◆ Requirements ◆
Give back the full material, exactly as it reads.

◆ Excerpted records ◆

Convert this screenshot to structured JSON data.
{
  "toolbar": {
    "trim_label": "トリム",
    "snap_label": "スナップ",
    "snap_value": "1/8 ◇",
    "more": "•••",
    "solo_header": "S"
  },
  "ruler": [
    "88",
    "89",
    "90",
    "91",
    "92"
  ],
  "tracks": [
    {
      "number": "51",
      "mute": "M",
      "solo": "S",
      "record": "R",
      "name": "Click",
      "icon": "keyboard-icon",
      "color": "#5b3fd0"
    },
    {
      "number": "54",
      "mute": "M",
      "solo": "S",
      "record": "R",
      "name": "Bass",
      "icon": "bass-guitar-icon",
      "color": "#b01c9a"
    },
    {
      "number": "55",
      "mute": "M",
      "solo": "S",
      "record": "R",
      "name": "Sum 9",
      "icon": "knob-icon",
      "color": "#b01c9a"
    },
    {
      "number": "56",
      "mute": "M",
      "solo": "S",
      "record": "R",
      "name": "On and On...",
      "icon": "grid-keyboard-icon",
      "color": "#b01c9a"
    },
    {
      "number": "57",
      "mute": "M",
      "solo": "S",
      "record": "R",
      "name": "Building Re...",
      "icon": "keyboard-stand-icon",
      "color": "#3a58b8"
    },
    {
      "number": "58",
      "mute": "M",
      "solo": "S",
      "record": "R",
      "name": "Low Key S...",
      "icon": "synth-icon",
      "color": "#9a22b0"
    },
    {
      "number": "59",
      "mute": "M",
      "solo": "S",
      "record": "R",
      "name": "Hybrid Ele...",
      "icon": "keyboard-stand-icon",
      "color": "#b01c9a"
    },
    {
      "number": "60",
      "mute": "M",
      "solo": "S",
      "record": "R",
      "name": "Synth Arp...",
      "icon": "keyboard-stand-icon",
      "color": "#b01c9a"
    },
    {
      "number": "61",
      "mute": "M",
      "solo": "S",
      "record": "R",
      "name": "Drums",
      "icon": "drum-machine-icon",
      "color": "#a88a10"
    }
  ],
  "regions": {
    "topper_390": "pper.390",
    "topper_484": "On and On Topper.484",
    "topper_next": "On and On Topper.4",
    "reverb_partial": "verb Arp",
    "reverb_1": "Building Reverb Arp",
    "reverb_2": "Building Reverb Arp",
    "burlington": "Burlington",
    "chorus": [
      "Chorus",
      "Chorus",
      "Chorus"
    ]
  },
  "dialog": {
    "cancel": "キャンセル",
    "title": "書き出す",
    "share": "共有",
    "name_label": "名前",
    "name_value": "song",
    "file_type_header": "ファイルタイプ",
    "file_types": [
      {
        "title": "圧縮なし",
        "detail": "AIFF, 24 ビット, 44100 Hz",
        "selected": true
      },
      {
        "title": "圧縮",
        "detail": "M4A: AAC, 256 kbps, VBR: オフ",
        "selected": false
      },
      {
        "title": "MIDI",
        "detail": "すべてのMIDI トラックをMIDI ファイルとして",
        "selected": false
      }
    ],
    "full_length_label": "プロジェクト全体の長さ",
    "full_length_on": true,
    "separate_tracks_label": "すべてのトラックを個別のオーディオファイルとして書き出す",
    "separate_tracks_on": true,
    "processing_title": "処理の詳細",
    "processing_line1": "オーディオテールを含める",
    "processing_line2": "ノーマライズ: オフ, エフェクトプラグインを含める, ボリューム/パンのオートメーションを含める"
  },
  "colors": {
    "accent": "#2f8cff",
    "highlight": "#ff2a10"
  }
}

◆ Output of the exercise ◆
Convert this screenshot to structured JSON data.
{
  "toolbar": {
    "trim_label": "トリム",
    "snap_label": "スナップ",
    "snap_value": "1/8 ◇",
    "more": "•••",
    "solo_header": "S"
  },
  "ruler": [
    "88",
    "89",
    "90",
    "91",
    "92"
  ],
  "tracks": [
    {
      "number": "51",
      "mute": "M",
      "solo": "S",
      "record": "R",
      "name": "Click",
      "icon": "keyboard-icon",
      "color": "#5b3fd0"
    },
    {
      "number": "54",
      "mute": "M",
      "solo": "S",
      "record": "R",
      "name": "Bass",
      "icon": "bass-guitar-icon",
      "color": "#b01c9a"
    },
    {
      "number": "55",
      "mute": "M",
      "solo": "S",
      "record": "R",
      "name": "Sum 9",
      "icon": "knob-icon",
      "color": "#b01c9a"
    },
    {
      "number": "56",
      "mute": "M",
      "solo": "S",
      "record": "R",
      "name": "On and On...",
      "icon": "grid-keyboard-icon",
      "color": "#b01c9a"
    },
    {
      "number": "57",
      "mute": "M",
      "solo": "S",
      "record": "R",
      "name": "Building Re...",
      "icon": "keyboard-stand-icon",
      "color": "#3a58b8"
    },
    {
      "number": "58",
      "mute": "M",
      "solo": "S",
      "record": "R",
      "name": "Low Key S...",
      "icon": "synth-icon",
      "color": "#9a22b0"
    },
    {
      "number": "59",
      "mute": "M",
      "solo": "S",
      "record": "R",
      "name": "Hybrid Ele...",
      "icon": "keyboard-stand-icon",
      "color": "#b01c9a"
    },
    {
      "number": "60",
      "mute": "M",
      "solo": "S",
      "record": "R",
      "name": "Synth Arp...",
      "icon": "keyboard-stand-icon",
      "color": "#b01c9a"
    },
    {
      "number": "61",
      "mute": "M",
      "solo": "S",
      "record": "R",
      "name": "Drums",
      "icon": "drum-machine-icon",
      "color": "#a88a10"
    }
  ],
  "regions": {
    "topper_390": "pper.390",
    "topper_484": "On and On Topper.484",
    "topper_next": "On and On Topper.4",
    "reverb_partial": "verb Arp",
    "reverb_1": "Building Reverb Arp",
    "reverb_2": "Building Reverb Arp",
    "burlington": "Burlington",
    "chorus": [
      "Chorus",
      "Chorus",
      "Chorus"
    ]
  },
  "dialog": {
    "cancel": "キャンセル",
    "title": "書き出す",
    "share": "共有",
    "name_label": "名前",
    "name_value": "song",
    "file_type_header": "ファイルタイプ",
    "file_types": [
      {
        "title": "圧縮なし",
        "detail": "AIFF, 24 ビット, 44100 Hz",
        "selected": true
      },
      {
        "title": "圧縮",
        "detail": "M4A: AAC, 256 kbps, VBR: オフ",
        "selected": false
      },
      {
        "title": "MIDI",
        "detail": "すべてのMIDI トラックをMIDI ファイルとして",
        "selected": false
      }
    ],
    "full_length_label": "プロジェクト全体の長さ",
    "full_length_on": true,
    "separate_tracks_label": "すべてのトラックを個別のオーディオファイルとして書き出す",
    "separate_tracks_on": true,
    "processing_title": "処理の詳細",
    "processing_line1": "オーディオテールを含める",
    "processing_line2": "ノーマライズ: オフ, エフェクトプラグインを含める, ボリューム/パンのオートメーションを含める"
  },
  "colors": {
    "accent": "#2f8cff",
    "highlight": "#ff2a10"
  }
}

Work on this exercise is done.